_Exercise objective:_
Return every record exactly as written.

*** Material provided ***

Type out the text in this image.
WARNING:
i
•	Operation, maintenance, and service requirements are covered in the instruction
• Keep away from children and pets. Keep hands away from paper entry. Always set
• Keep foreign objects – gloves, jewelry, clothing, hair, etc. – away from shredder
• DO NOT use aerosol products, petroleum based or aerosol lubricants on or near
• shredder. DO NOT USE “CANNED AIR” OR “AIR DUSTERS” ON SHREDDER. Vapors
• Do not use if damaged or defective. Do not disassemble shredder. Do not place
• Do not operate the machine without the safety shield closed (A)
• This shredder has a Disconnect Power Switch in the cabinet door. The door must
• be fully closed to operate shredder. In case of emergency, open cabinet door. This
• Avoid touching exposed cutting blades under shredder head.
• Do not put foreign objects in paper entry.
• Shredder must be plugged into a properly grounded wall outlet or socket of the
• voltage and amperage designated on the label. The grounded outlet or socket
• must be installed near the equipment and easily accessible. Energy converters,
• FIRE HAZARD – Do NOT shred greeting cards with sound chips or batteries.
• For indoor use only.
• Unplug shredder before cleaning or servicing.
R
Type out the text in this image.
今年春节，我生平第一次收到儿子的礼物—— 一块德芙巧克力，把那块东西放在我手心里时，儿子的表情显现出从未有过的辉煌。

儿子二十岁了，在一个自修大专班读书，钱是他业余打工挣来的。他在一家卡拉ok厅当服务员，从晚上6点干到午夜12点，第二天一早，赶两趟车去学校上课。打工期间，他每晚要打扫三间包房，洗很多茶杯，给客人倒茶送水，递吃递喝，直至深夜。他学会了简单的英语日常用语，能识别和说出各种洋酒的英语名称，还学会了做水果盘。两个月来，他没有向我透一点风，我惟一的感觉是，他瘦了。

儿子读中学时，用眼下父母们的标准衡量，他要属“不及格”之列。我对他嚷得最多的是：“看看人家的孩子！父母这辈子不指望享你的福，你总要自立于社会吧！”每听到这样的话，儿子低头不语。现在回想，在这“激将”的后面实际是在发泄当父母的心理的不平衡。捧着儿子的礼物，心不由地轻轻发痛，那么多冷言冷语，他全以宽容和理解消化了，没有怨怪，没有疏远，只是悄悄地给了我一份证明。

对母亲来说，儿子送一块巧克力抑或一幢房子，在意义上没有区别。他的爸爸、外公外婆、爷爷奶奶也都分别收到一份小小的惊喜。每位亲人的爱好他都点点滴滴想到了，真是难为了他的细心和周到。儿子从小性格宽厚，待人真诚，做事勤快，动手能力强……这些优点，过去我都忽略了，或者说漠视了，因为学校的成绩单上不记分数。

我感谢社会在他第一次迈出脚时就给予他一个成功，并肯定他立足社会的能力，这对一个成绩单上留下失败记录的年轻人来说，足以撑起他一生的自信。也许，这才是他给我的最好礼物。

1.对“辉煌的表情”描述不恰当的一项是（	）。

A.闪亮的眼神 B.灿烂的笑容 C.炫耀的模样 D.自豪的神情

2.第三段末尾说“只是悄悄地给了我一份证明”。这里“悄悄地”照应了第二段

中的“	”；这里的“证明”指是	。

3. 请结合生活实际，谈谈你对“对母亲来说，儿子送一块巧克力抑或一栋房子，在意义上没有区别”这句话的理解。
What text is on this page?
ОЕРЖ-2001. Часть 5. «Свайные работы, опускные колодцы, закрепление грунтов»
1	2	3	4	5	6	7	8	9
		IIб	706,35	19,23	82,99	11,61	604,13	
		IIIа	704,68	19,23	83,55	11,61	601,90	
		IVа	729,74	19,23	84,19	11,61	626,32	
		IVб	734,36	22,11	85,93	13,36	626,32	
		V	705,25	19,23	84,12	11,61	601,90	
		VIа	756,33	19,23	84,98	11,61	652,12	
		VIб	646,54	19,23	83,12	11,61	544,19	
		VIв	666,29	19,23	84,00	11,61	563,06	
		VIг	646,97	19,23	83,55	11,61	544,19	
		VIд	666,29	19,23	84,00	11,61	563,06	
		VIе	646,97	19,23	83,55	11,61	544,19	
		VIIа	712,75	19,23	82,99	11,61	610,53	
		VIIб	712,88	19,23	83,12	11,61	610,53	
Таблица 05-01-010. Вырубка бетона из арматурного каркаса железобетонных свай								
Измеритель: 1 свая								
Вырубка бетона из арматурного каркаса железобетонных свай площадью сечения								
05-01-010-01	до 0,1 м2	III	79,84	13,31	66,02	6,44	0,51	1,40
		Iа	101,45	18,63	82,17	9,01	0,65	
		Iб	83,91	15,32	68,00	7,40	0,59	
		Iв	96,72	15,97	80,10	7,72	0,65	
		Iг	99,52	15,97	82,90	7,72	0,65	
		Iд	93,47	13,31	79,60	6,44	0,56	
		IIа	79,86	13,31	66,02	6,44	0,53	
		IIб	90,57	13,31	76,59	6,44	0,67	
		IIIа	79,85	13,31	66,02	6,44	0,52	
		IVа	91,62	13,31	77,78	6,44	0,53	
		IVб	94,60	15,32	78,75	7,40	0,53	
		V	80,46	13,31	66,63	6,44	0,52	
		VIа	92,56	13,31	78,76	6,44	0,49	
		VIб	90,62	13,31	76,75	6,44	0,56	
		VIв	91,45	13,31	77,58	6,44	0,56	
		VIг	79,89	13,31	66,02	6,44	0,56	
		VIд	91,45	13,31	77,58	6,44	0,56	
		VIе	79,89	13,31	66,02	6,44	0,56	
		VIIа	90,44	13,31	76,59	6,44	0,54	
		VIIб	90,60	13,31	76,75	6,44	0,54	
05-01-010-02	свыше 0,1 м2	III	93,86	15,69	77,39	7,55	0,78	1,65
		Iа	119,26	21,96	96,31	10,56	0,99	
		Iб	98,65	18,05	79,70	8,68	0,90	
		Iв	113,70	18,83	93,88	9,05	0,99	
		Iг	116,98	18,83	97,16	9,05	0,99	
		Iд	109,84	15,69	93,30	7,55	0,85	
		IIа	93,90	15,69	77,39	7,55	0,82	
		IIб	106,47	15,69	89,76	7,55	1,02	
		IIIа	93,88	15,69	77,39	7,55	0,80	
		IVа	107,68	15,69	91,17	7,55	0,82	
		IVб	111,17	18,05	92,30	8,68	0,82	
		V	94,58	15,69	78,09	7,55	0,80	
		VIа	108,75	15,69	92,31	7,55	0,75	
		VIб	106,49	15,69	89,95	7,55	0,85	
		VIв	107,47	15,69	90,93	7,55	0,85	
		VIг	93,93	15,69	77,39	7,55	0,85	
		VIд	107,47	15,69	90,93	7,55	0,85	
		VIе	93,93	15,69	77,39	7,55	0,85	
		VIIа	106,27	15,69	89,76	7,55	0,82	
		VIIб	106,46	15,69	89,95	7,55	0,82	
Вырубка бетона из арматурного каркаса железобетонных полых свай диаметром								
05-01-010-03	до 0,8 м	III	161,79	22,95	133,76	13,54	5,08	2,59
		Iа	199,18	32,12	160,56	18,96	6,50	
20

***

_Reply to the exercise:_
Type out the text in this image.
WARNING:
i
•	Operation, maintenance, and service requirements are covered in the instruction
• Keep away from children and pets. Keep hands away from paper entry. Always set
• Keep foreign objects – gloves, jewelry, clothing, hair, etc. – away from shredder
• DO NOT use aerosol products, petroleum based or aerosol lubricants on or near
• shredder. DO NOT USE “CANNED AIR” OR “AIR DUSTERS” ON SHREDDER. Vapors
• Do not use if damaged or defective. Do not disassemble shredder. Do not place
• Do not operate the machine without the safety shield closed (A)
• This shredder has a Disconnect Power Switch in the cabinet door. The door must
• be fully closed to operate shredder. In case of emergency, open cabinet door. This
• Avoid touching exposed cutting blades under shredder head.
• Do not put foreign objects in paper entry.
• Shredder must be plugged into a properly grounded wall outlet or socket of the
• voltage and amperage designated on the label. The grounded outlet or socket
• must be installed near the equipment and easily accessible. Energy converters,
• FIRE HAZARD – Do NOT shred greeting cards with sound chips or batteries.
• For indoor use only.
• Unplug shredder before cleaning or servicing.
R
Type out the text in this image.
今年春节，我生平第一次收到儿子的礼物—— 一块德芙巧克力，把那块东西放在我手心里时，儿子的表情显现出从未有过的辉煌。

儿子二十岁了，在一个自修大专班读书，钱是他业余打工挣来的。他在一家卡拉ok厅当服务员，从晚上6点干到午夜12点，第二天一早，赶两趟车去学校上课。打工期间，他每晚要打扫三间包房，洗很多茶杯，给客人倒茶送水，递吃递喝，直至深夜。他学会了简单的英语日常用语，能识别和说出各种洋酒的英语名称，还学会了做水果盘。两个月来，他没有向我透一点风，我惟一的感觉是，他瘦了。

儿子读中学时，用眼下父母们的标准衡量，他要属“不及格”之列。我对他嚷得最多的是：“看看人家的孩子！父母这辈子不指望享你的福，你总要自立于社会吧！”每听到这样的话，儿子低头不语。现在回想，在这“激将”的后面实际是在发泄当父母的心理的不平衡。捧着儿子的礼物，心不由地轻轻发痛，那么多冷言冷语，他全以宽容和理解消化了，没有怨怪，没有疏远，只是悄悄地给了我一份证明。

对母亲来说，儿子送一块巧克力抑或一幢房子，在意义上没有区别。他的爸爸、外公外婆、爷爷奶奶也都分别收到一份小小的惊喜。每位亲人的爱好他都点点滴滴想到了，真是难为了他的细心和周到。儿子从小性格宽厚，待人真诚，做事勤快，动手能力强……这些优点，过去我都忽略了，或者说漠视了，因为学校的成绩单上不记分数。

我感谢社会在他第一次迈出脚时就给予他一个成功，并肯定他立足社会的能力，这对一个成绩单上留下失败记录的年轻人来说，足以撑起他一生的自信。也许，这才是他给我的最好礼物。

1.对“辉煌的表情”描述不恰当的一项是（	）。

A.闪亮的眼神 B.灿烂的笑容 C.炫耀的模样 D.自豪的神情

2.第三段末尾说“只是悄悄地给了我一份证明”。这里“悄悄地”照应了第二段

中的“	”；这里的“证明”指是	。

3. 请结合生活实际，谈谈你对“对母亲来说，儿子送一块巧克力抑或一栋房子，在意义上没有区别”这句话的理解。
What text is on this page?
ОЕРЖ-2001. Часть 5. «Свайные работы, опускные колодцы, закрепление грунтов»
1	2	3	4	5	6	7	8	9
		IIб	706,35	19,23	82,99	11,61	604,13	
		IIIа	704,68	19,23	83,55	11,61	601,90	
		IVа	729,74	19,23	84,19	11,61	626,32	
		IVб	734,36	22,11	85,93	13,36	626,32	
		V	705,25	19,23	84,12	11,61	601,90	
		VIа	756,33	19,23	84,98	11,61	652,12	
		VIб	646,54	19,23	83,12	11,61	544,19	
		VIв	666,29	19,23	84,00	11,61	563,06	
		VIг	646,97	19,23	83,55	11,61	544,19	
		VIд	666,29	19,23	84,00	11,61	563,06	
		VIе	646,97	19,23	83,55	11,61	544,19	
		VIIа	712,75	19,23	82,99	11,61	610,53	
		VIIб	712,88	19,23	83,12	11,61	610,53	
Таблица 05-01-010. Вырубка бетона из арматурного каркаса железобетонных свай								
Измеритель: 1 свая								
Вырубка бетона из арматурного каркаса железобетонных свай площадью сечения								
05-01-010-01	до 0,1 м2	III	79,84	13,31	66,02	6,44	0,51	1,40
		Iа	101,45	18,63	82,17	9,01	0,65	
		Iб	83,91	15,32	68,00	7,40	0,59	
		Iв	96,72	15,97	80,10	7,72	0,65	
		Iг	99,52	15,97	82,90	7,72	0,65	
		Iд	93,47	13,31	79,60	6,44	0,56	
		IIа	79,86	13,31	66,02	6,44	0,53	
		IIб	90,57	13,31	76,59	6,44	0,67	
		IIIа	79,85	13,31	66,02	6,44	0,52	
		IVа	91,62	13,31	77,78	6,44	0,53	
		IVб	94,60	15,32	78,75	7,40	0,53	
		V	80,46	13,31	66,63	6,44	0,52	
		VIа	92,56	13,31	78,76	6,44	0,49	
		VIб	90,62	13,31	76,75	6,44	0,56	
		VIв	91,45	13,31	77,58	6,44	0,56	
		VIг	79,89	13,31	66,02	6,44	0,56	
		VIд	91,45	13,31	77,58	6,44	0,56	
		VIе	79,89	13,31	66,02	6,44	0,56	
		VIIа	90,44	13,31	76,59	6,44	0,54	
		VIIб	90,60	13,31	76,75	6,44	0,54	
05-01-010-02	свыше 0,1 м2	III	93,86	15,69	77,39	7,55	0,78	1,65
		Iа	119,26	21,96	96,31	10,56	0,99	
		Iб	98,65	18,05	79,70	8,68	0,90	
		Iв	113,70	18,83	93,88	9,05	0,99	
		Iг	116,98	18,83	97,16	9,05	0,99	
		Iд	109,84	15,69	93,30	7,55	0,85	
		IIа	93,90	15,69	77,39	7,55	0,82	
		IIб	106,47	15,69	89,76	7,55	1,02	
		IIIа	93,88	15,69	77,39	7,55	0,80	
		IVа	107,68	15,69	91,17	7,55	0,82	
		IVб	111,17	18,05	92,30	8,68	0,82	
		V	94,58	15,69	78,09	7,55	0,80	
		VIа	108,75	15,69	92,31	7,55	0,75	
		VIб	106,49	15,69	89,95	7,55	0,85	
		VIв	107,47	15,69	90,93	7,55	0,85	
		VIг	93,93	15,69	77,39	7,55	0,85	
		VIд	107,47	15,69	90,93	7,55	0,85	
		VIе	93,93	15,69	77,39	7,55	0,85	
		VIIа	106,27	15,69	89,76	7,55	0,82	
		VIIб	106,46	15,69	89,95	7,55	0,82	
Вырубка бетона из арматурного каркаса железобетонных полых свай диаметром								
05-01-010-03	до 0,8 м	III	161,79	22,95	133,76	13,54	5,08	2,59
		Iа	199,18	32,12	160,56	18,96	6,50	
20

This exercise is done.